-- Start --

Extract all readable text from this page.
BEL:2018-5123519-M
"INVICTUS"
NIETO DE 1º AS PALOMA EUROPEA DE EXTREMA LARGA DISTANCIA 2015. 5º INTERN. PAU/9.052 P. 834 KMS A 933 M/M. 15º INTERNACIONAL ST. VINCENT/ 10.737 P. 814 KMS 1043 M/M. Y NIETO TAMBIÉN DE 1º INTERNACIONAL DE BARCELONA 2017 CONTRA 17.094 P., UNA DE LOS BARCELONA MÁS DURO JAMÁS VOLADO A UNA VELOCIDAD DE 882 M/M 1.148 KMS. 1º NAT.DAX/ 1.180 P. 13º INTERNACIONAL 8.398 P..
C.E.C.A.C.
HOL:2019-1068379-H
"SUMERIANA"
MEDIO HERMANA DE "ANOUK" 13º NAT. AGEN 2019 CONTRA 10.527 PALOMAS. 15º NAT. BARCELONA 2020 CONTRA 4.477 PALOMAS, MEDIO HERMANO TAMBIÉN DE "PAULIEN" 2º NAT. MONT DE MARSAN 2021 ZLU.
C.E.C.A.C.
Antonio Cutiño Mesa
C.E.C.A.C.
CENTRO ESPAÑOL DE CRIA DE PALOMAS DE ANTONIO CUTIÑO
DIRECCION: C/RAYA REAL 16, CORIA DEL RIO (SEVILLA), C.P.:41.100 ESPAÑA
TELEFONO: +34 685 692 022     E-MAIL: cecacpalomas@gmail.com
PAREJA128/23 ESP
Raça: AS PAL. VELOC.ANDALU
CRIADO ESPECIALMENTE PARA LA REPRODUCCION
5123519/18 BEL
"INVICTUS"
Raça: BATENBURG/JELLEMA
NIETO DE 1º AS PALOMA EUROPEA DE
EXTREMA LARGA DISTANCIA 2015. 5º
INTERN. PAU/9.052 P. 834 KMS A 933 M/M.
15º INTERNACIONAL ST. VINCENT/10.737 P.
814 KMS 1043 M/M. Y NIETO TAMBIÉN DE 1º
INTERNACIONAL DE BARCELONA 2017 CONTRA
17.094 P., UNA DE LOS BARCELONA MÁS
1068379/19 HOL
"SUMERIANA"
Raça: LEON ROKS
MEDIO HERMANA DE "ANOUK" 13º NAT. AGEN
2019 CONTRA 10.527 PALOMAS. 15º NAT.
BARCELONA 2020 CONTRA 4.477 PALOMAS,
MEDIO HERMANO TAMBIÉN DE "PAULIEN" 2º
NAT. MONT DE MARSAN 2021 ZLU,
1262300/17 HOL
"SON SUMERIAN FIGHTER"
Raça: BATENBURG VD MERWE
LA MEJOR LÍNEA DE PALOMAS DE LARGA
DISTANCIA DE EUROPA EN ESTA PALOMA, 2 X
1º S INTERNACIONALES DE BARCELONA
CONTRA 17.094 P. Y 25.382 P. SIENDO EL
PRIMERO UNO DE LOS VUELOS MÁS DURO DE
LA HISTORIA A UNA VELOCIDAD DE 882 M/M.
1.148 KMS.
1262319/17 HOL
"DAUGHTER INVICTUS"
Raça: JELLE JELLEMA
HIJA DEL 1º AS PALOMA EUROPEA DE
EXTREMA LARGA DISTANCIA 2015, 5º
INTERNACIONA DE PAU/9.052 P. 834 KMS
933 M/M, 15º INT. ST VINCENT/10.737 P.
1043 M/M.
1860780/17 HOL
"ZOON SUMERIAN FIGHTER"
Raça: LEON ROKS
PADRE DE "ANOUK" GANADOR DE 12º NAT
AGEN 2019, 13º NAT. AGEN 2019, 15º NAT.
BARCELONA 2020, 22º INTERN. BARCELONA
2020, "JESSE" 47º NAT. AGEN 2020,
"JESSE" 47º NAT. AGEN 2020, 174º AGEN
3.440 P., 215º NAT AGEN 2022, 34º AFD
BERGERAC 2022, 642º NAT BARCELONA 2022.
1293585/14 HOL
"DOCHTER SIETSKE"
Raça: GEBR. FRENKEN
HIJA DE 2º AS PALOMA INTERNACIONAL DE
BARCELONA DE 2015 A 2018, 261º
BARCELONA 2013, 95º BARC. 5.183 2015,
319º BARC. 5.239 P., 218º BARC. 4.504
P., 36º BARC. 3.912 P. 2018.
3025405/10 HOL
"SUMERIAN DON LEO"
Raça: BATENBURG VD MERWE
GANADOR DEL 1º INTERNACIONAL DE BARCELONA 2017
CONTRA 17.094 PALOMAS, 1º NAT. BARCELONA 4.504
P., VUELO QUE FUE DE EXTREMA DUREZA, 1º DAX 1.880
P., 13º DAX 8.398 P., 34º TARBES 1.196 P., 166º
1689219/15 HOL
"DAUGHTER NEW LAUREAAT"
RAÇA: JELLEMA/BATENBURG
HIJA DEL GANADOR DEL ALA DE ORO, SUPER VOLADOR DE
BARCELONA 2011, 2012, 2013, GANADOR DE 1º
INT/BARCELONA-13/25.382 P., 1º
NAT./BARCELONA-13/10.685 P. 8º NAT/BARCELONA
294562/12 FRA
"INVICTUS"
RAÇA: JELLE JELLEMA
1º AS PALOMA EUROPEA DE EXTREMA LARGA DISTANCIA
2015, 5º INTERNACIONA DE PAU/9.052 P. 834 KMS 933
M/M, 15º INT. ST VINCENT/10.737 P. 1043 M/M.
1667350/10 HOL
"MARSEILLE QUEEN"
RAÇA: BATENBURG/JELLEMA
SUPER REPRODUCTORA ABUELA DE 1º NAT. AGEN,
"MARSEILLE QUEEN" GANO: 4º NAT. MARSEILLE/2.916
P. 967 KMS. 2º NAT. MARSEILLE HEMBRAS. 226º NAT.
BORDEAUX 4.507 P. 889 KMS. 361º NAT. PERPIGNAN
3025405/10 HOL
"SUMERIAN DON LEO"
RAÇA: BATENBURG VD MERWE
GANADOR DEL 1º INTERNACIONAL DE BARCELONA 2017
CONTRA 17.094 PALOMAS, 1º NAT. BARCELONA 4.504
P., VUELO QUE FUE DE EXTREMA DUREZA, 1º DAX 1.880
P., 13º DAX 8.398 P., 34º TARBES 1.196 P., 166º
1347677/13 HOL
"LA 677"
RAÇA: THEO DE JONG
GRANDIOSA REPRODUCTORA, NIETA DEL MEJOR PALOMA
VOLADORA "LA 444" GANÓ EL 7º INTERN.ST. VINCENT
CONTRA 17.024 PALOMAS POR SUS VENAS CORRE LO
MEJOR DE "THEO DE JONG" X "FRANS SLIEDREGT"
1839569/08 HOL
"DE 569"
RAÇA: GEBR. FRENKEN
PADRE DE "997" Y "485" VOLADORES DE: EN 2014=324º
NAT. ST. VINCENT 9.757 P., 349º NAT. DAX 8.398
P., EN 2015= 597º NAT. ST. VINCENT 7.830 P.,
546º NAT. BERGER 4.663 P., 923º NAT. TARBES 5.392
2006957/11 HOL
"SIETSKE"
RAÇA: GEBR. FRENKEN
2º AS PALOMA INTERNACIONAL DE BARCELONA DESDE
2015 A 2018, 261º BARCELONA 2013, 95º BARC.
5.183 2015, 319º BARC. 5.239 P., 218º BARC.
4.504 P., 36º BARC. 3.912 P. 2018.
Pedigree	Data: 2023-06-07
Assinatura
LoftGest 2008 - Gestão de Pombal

-- End --

**TASK BRIEF**
Find and copy every line in the entries above where the string "PAULIEN" occurs.

**FULL ANSWER**
MEDIO HERMANA DE "ANOUK" 13º NAT. AGEN 2019 CONTRA 10.527 PALOMAS. 15º NAT. BARCELONA 2020 CONTRA 4.477 PALOMAS, MEDIO HERMANO TAMBIÉN DE "PAULIEN" 2º NAT. MONT DE MARSAN 2021 ZLU.
MEDIO HERMANO TAMBIÉN DE "PAULIEN" 2º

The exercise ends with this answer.